Entries shown

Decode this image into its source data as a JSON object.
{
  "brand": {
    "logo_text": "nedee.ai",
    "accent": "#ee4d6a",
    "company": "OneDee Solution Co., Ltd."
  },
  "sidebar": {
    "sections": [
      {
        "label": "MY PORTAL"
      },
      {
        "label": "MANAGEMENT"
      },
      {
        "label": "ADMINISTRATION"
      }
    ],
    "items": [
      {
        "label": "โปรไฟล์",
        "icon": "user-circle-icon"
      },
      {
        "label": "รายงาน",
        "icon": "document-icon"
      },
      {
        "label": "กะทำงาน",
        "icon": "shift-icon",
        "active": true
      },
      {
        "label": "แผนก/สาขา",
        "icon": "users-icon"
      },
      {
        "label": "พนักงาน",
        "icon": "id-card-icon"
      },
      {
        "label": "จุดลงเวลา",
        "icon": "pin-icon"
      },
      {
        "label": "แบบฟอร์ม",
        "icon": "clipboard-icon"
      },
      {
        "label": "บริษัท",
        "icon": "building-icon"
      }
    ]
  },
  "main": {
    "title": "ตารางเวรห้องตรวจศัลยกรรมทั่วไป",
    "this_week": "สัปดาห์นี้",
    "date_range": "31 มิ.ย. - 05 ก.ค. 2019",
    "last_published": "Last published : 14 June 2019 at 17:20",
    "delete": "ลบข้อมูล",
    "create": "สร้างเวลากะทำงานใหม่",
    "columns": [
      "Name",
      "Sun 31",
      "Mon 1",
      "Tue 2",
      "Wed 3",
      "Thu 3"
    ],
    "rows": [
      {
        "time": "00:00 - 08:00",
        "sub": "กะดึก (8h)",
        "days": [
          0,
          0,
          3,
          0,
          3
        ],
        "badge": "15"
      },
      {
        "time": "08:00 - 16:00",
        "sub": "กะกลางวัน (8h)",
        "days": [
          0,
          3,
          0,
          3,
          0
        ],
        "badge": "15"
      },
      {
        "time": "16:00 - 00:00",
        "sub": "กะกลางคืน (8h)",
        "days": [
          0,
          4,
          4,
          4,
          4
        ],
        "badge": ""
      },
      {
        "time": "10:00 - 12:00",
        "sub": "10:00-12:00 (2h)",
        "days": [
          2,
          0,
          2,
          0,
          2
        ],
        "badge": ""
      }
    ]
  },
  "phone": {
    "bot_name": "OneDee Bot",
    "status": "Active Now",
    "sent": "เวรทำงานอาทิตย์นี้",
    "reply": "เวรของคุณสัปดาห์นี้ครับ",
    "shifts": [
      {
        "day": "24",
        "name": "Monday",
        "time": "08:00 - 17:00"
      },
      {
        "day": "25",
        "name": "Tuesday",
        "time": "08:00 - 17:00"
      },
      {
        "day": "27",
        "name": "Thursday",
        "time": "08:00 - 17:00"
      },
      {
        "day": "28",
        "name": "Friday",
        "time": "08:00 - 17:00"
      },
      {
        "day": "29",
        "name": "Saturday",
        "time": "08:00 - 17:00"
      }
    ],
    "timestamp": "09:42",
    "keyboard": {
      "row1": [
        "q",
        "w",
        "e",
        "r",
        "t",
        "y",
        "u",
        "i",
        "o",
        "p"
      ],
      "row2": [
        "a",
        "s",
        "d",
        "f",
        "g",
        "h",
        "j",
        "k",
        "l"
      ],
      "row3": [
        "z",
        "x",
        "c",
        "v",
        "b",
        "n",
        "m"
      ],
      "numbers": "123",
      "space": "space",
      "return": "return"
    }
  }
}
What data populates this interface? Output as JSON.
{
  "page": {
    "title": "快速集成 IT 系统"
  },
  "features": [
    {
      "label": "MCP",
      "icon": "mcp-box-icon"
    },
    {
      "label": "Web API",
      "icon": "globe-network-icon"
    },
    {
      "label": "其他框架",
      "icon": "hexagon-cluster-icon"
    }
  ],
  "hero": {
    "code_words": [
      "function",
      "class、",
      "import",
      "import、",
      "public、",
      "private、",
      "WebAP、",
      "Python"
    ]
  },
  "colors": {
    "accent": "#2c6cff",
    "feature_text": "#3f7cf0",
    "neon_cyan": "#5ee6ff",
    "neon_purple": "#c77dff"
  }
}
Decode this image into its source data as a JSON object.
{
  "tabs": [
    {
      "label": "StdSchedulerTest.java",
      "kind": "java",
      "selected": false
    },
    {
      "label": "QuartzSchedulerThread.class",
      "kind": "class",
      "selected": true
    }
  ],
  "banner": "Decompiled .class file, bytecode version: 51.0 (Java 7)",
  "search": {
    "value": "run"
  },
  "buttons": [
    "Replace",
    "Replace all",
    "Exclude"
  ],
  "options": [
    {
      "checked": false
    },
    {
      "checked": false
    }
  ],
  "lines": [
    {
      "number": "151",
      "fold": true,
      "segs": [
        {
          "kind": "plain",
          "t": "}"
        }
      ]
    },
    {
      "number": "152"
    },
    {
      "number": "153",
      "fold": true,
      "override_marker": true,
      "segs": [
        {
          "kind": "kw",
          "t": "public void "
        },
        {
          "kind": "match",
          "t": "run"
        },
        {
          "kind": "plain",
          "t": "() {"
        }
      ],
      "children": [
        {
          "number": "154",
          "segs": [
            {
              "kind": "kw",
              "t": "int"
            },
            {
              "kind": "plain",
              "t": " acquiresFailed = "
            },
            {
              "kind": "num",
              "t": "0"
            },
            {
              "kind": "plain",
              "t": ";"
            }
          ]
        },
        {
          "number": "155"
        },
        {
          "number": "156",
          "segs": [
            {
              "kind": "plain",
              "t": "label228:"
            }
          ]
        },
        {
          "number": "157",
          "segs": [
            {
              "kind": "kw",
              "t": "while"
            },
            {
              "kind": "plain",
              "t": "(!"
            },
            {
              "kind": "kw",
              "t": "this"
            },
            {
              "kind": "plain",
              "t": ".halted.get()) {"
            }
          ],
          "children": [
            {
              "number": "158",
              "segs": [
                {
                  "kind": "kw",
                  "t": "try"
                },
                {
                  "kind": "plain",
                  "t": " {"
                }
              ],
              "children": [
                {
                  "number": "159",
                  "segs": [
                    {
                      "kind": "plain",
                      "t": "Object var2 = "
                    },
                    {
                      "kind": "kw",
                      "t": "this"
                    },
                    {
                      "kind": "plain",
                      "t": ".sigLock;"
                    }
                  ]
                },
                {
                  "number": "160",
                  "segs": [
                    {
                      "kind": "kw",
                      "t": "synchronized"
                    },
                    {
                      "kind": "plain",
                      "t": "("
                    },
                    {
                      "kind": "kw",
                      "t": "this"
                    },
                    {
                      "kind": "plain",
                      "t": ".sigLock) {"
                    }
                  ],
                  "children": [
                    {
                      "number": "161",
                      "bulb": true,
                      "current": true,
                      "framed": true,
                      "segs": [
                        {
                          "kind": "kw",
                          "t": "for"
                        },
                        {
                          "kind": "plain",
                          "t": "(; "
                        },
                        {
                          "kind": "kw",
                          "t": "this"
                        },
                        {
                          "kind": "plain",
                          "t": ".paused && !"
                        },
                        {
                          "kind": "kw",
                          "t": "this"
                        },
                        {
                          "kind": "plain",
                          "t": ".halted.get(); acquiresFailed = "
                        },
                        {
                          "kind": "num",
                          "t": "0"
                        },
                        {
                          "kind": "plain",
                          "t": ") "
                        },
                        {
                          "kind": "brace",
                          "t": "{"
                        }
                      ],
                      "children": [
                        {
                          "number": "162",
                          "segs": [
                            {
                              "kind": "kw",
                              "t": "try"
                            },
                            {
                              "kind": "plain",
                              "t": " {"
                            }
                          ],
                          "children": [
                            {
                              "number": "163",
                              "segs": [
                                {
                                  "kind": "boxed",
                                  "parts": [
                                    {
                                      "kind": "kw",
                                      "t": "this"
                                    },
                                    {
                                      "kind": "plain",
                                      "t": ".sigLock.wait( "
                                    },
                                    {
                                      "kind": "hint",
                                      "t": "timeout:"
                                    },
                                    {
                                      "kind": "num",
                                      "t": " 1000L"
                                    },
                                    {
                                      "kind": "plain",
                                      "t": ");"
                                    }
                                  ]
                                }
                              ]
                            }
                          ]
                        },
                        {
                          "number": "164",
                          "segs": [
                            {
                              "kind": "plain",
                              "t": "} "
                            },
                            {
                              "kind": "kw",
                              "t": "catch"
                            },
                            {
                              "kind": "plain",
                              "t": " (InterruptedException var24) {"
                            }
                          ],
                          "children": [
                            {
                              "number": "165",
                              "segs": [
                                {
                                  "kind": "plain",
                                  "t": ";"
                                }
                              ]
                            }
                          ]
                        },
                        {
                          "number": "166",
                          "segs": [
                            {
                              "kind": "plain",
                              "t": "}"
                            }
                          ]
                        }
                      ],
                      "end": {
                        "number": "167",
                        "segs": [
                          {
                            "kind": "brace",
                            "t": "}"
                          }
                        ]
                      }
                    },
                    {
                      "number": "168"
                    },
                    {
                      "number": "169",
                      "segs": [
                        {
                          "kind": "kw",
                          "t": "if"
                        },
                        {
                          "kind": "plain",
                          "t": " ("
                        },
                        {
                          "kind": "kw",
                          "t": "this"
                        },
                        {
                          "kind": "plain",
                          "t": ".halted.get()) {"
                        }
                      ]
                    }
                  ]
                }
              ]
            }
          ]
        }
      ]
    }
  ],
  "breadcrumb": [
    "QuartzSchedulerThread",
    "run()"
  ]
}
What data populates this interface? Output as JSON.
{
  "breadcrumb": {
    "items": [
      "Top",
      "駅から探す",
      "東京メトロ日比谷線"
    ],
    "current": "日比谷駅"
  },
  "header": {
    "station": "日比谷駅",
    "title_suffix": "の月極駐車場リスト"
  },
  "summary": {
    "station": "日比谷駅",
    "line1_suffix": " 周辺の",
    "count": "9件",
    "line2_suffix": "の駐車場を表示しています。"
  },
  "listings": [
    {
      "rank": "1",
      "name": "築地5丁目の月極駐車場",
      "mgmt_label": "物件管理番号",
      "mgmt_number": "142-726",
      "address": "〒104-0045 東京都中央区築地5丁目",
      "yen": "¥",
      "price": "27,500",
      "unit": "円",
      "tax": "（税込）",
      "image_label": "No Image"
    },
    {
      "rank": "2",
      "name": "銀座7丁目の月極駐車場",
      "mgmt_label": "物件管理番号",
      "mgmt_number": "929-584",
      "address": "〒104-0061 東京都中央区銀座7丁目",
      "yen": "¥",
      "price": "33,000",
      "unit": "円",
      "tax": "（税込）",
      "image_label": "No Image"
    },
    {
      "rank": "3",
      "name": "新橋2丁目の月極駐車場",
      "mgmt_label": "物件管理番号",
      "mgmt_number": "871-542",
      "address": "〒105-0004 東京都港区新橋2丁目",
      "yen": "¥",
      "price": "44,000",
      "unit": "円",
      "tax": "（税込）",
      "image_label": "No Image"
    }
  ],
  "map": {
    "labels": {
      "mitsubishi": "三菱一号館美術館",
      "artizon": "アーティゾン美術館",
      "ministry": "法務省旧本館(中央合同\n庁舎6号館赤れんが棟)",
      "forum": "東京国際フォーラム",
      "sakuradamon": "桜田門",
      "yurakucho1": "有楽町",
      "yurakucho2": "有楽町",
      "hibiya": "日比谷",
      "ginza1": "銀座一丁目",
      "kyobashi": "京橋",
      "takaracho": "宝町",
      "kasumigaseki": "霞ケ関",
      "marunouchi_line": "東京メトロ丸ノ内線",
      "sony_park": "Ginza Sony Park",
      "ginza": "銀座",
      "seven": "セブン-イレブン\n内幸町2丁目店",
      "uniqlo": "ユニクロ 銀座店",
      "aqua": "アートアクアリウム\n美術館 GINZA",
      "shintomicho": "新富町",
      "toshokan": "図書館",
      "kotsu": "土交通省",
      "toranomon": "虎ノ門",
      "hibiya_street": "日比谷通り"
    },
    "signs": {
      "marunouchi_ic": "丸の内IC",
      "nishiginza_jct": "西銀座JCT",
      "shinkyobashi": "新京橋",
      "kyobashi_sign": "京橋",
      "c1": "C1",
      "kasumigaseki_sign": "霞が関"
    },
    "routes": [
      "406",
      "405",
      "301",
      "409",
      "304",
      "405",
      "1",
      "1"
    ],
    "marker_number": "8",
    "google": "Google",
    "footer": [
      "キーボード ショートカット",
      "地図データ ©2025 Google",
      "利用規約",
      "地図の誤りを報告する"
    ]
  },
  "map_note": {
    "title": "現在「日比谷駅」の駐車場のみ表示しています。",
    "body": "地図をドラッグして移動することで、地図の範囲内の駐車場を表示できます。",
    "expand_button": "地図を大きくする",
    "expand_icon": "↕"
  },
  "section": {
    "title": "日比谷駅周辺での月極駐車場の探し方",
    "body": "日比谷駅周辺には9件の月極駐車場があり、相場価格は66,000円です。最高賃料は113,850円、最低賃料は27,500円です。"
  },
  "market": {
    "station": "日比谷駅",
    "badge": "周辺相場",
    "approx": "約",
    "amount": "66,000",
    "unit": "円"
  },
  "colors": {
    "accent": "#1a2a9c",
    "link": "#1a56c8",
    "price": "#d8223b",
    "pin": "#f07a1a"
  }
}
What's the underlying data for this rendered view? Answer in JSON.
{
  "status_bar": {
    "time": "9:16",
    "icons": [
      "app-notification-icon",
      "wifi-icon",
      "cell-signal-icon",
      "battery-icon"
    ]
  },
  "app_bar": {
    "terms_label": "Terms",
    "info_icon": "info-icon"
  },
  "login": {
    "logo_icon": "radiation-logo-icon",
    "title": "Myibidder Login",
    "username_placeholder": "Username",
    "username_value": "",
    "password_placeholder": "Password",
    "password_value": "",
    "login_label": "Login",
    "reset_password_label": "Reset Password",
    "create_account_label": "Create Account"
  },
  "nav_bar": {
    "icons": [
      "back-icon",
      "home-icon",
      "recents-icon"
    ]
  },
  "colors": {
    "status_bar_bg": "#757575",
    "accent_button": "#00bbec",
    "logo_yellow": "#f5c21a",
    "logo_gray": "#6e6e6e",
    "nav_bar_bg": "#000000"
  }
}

What this task involves
Give only the number of lines in the data that include the string "ปดาห".

Complete output
2